:: Written exercise ::
Extract, from the listing that follows, each line containing the word "protocol".

:: Data for the task ::
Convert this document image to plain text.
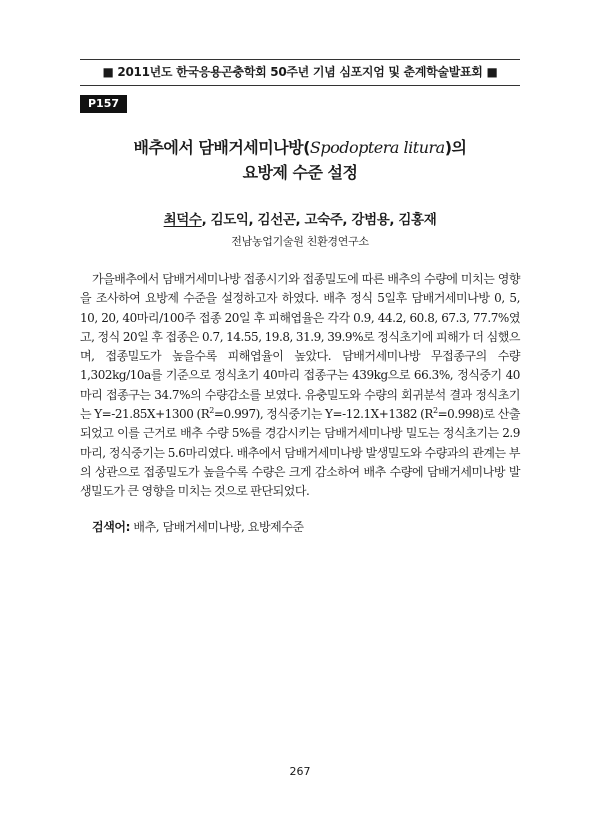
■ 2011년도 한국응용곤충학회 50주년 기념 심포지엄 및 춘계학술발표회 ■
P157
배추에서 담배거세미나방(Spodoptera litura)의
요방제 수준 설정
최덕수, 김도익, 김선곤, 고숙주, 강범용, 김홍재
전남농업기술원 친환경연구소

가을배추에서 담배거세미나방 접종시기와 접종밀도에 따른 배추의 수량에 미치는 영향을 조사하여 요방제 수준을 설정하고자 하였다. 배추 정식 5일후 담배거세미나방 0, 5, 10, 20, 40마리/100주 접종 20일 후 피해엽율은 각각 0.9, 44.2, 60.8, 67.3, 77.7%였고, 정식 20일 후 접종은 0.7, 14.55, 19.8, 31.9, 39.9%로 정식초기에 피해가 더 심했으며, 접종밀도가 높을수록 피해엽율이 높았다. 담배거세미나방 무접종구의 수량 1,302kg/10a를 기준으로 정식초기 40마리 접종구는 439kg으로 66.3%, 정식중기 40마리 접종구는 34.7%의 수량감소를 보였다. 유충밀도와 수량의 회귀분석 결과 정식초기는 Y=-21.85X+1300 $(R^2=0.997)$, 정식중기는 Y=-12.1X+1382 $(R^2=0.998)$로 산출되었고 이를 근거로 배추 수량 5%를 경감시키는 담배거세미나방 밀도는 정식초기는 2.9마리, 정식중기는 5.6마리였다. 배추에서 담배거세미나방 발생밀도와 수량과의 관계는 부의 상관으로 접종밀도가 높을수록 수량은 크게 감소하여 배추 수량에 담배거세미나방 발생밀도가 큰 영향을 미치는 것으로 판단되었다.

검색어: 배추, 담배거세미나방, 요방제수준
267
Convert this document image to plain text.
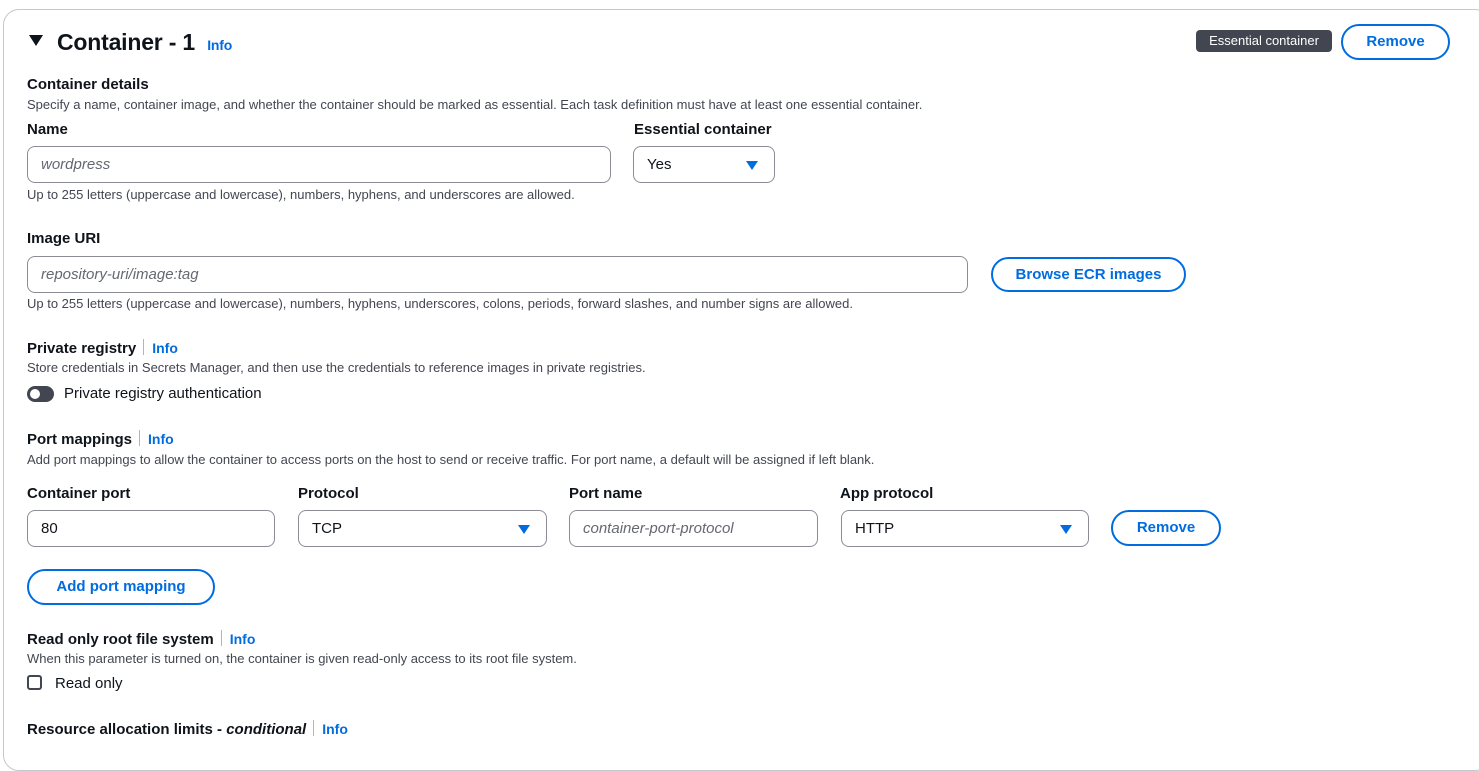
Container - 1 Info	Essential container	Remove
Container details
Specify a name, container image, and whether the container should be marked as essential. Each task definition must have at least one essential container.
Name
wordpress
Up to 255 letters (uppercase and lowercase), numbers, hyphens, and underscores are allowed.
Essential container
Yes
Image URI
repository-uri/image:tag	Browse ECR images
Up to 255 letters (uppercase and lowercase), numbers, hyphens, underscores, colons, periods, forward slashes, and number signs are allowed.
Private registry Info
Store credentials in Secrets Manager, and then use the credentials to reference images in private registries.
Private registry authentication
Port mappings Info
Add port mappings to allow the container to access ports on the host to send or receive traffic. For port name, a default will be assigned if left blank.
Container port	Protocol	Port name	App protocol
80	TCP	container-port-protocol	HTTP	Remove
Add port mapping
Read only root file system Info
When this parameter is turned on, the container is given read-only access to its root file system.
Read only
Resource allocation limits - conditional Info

:: The completed task ::
Container port	Protocol	Port name	App protocol
80	TCP	container-port-protocol	HTTP	Remove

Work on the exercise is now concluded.